◆ Exercise task:
Turn the entries from the first line through the line containing "day-cell: 1 [278,558,320,593]", inclusive, into a numbered list, leaving out any blank lines.

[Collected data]

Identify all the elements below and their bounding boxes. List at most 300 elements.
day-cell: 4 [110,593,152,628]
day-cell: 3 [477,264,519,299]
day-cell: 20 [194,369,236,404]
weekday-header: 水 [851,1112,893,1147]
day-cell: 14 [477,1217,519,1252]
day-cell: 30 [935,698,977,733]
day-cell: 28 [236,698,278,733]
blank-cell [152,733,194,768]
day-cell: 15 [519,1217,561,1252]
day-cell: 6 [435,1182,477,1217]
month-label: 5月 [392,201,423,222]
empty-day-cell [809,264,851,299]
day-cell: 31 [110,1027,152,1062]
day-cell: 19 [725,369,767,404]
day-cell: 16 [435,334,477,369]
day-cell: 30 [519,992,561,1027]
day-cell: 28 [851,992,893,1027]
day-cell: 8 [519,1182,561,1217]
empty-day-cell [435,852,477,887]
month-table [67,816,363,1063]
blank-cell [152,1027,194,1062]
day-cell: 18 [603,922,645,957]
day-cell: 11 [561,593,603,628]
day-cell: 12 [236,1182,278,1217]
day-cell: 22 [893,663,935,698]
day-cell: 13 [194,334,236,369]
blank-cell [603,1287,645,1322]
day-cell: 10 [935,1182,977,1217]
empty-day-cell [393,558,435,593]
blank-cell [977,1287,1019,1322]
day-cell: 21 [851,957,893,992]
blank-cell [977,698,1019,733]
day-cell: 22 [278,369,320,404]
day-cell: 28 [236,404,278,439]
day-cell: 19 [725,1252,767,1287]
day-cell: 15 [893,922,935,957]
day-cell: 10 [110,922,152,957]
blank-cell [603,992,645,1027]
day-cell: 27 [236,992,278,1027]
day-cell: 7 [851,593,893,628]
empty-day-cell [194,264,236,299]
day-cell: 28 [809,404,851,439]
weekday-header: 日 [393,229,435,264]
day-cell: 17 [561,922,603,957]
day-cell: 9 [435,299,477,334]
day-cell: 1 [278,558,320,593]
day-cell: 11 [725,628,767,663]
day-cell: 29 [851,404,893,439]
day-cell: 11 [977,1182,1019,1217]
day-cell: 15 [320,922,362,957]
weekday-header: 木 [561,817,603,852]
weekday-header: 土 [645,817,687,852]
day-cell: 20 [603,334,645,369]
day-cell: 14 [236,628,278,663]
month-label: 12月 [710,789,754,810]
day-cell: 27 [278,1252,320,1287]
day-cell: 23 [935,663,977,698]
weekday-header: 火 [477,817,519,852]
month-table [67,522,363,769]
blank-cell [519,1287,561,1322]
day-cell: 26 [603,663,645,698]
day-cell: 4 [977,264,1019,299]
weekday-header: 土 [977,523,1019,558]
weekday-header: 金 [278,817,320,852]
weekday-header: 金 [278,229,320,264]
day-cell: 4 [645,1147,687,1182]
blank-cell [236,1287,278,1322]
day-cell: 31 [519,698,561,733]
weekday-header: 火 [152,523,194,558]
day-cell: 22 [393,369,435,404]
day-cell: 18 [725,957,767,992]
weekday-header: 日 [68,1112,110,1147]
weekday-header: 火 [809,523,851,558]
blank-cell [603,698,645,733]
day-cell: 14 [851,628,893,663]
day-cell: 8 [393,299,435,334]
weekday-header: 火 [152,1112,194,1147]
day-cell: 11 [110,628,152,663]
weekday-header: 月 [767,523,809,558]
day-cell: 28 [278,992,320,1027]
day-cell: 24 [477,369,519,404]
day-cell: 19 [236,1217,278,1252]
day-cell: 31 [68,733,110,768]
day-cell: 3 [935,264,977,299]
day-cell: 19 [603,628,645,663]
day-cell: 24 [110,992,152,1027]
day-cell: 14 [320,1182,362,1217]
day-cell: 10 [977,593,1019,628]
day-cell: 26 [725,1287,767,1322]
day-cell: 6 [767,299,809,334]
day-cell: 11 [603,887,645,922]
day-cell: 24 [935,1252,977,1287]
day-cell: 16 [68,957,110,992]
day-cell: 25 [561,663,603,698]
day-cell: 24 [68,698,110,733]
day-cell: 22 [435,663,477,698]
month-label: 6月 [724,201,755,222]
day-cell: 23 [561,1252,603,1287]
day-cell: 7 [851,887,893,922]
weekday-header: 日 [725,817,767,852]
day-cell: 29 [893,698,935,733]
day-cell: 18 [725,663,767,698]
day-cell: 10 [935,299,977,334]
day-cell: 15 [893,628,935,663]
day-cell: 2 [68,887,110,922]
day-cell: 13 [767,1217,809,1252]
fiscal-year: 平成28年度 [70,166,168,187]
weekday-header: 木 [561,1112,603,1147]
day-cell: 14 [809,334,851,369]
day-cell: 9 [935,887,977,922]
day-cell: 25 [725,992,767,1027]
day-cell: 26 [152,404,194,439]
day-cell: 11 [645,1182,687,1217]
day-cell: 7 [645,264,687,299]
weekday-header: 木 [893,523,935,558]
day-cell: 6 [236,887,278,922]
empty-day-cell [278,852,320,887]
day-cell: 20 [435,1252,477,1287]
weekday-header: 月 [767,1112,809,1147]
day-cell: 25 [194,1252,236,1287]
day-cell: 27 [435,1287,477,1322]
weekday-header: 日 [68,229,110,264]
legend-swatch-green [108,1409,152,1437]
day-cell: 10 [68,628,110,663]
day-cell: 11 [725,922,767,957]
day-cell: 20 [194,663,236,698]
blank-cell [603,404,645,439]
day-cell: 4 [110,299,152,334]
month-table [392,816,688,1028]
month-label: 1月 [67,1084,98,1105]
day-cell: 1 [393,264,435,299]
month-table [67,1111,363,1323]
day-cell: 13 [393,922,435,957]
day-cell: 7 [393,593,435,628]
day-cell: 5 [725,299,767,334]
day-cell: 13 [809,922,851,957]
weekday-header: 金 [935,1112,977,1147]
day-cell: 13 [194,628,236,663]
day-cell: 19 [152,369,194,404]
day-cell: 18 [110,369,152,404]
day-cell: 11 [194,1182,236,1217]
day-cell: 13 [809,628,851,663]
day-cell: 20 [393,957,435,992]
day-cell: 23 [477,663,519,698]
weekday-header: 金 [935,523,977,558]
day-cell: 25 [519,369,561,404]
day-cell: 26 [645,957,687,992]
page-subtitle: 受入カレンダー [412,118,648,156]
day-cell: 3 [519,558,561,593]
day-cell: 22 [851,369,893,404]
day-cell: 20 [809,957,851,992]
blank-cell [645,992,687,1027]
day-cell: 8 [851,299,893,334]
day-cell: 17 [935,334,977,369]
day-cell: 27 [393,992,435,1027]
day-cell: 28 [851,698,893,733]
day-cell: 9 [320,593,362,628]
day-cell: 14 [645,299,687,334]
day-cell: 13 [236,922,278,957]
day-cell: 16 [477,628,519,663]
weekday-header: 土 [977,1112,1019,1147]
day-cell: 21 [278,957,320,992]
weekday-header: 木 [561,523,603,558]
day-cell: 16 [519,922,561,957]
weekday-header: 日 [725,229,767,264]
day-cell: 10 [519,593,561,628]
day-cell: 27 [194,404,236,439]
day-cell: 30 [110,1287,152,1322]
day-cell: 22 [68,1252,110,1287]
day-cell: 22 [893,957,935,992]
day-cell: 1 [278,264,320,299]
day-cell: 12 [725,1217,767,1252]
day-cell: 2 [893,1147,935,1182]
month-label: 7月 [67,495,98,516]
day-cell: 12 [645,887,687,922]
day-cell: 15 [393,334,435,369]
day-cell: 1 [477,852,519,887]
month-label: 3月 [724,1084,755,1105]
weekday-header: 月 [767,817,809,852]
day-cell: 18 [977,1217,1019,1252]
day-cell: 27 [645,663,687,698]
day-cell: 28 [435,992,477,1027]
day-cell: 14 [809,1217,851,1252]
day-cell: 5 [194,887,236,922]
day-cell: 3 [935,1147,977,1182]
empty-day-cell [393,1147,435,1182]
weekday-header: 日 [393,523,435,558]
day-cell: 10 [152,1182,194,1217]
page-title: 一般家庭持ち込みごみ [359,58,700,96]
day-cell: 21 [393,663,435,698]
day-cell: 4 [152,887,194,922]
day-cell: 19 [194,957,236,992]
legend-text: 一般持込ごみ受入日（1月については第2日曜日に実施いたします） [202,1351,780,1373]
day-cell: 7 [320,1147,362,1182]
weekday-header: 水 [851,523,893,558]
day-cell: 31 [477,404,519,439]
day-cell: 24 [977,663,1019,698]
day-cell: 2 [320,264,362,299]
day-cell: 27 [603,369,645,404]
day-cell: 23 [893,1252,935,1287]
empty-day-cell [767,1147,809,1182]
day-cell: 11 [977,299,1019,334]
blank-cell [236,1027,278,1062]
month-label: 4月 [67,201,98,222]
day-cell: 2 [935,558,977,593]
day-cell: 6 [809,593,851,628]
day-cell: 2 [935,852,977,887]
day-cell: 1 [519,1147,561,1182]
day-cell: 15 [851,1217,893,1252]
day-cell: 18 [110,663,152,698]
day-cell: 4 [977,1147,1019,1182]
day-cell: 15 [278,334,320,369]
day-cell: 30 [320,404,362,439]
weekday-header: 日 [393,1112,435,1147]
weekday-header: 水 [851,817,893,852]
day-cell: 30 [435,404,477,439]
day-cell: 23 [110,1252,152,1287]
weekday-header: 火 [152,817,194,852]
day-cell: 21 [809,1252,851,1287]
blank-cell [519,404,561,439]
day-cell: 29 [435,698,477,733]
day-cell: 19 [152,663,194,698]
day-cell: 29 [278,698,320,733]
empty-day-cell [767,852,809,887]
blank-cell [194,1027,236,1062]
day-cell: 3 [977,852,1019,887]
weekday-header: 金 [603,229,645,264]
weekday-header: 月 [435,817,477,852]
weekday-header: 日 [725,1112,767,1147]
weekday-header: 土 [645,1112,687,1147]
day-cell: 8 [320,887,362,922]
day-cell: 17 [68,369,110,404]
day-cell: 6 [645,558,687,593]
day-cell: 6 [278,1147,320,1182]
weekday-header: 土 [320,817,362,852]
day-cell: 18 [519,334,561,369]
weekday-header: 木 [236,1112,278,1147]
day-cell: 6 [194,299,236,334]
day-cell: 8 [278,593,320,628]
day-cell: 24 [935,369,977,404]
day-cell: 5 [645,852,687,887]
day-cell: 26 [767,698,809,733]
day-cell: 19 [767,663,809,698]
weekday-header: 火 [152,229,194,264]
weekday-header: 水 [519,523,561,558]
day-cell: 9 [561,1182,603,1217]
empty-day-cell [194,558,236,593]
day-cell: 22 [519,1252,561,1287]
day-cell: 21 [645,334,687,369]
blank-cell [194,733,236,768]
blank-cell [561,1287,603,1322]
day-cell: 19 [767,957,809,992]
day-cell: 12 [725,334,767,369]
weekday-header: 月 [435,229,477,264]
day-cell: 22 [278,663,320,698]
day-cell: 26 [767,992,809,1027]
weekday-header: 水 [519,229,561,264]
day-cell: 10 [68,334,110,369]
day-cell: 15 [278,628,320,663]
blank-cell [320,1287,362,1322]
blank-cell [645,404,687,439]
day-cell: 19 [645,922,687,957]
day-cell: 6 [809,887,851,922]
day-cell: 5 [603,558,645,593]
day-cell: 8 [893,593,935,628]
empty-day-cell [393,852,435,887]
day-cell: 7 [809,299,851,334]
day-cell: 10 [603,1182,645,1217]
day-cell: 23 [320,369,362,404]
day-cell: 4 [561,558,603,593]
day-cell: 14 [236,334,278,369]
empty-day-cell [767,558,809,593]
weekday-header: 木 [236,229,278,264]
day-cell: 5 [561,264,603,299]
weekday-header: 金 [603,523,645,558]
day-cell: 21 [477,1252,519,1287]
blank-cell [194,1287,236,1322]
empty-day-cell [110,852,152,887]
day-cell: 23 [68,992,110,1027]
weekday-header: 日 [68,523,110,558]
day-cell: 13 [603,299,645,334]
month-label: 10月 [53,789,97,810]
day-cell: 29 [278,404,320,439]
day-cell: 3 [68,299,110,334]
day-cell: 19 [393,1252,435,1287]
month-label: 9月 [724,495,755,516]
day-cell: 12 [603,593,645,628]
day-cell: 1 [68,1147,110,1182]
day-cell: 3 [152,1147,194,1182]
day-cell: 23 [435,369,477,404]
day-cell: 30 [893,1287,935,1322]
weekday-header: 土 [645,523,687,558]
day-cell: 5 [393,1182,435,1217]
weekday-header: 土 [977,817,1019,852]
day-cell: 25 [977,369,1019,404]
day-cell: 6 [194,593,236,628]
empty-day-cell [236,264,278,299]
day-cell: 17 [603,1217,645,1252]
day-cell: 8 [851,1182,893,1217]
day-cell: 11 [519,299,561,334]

◆ Written solution:
1. Identify all the elements below and their bounding boxes. List at most 300 elements.
2. day-cell: 4 [110,593,152,628]
3. day-cell: 3 [477,264,519,299]
4. day-cell: 20 [194,369,236,404]
5. weekday-header: 水 [851,1112,893,1147]
6. day-cell: 14 [477,1217,519,1252]
7. day-cell: 30 [935,698,977,733]
8. day-cell: 28 [236,698,278,733]
9. blank-cell [152,733,194,768]
10. day-cell: 15 [519,1217,561,1252]
11. day-cell: 6 [435,1182,477,1217]
12. month-label: 5月 [392,201,423,222]
13. empty-day-cell [809,264,851,299]
14. day-cell: 31 [110,1027,152,1062]
15. day-cell: 19 [725,369,767,404]
16. day-cell: 16 [435,334,477,369]
17. day-cell: 30 [519,992,561,1027]
18. day-cell: 28 [851,992,893,1027]
19. day-cell: 8 [519,1182,561,1217]
20. empty-day-cell [435,852,477,887]
21. month-table [67,816,363,1063]
22. blank-cell [152,1027,194,1062]
23. day-cell: 18 [603,922,645,957]
24. day-cell: 11 [561,593,603,628]
25. day-cell: 12 [236,1182,278,1217]
26. day-cell: 22 [893,663,935,698]
27. day-cell: 13 [194,334,236,369]
28. blank-cell [603,1287,645,1322]
29. day-cell: 10 [935,1182,977,1217]
30. empty-day-cell [393,558,435,593]
31. blank-cell [977,1287,1019,1322]
32. day-cell: 21 [851,957,893,992]
33. blank-cell [977,698,1019,733]
34. day-cell: 22 [278,369,320,404]
35. day-cell: 28 [236,404,278,439]
36. day-cell: 19 [725,1252,767,1287]
37. day-cell: 15 [893,922,935,957]
38. day-cell: 10 [110,922,152,957]
39. blank-cell [603,992,645,1027]
40. day-cell: 27 [236,992,278,1027]
41. day-cell: 7 [851,593,893,628]
42. empty-day-cell [194,264,236,299]
43. day-cell: 28 [809,404,851,439]
44. weekday-header: 日 [393,229,435,264]
45. day-cell: 17 [561,922,603,957]
46. day-cell: 9 [435,299,477,334]
47. day-cell: 1 [278,558,320,593]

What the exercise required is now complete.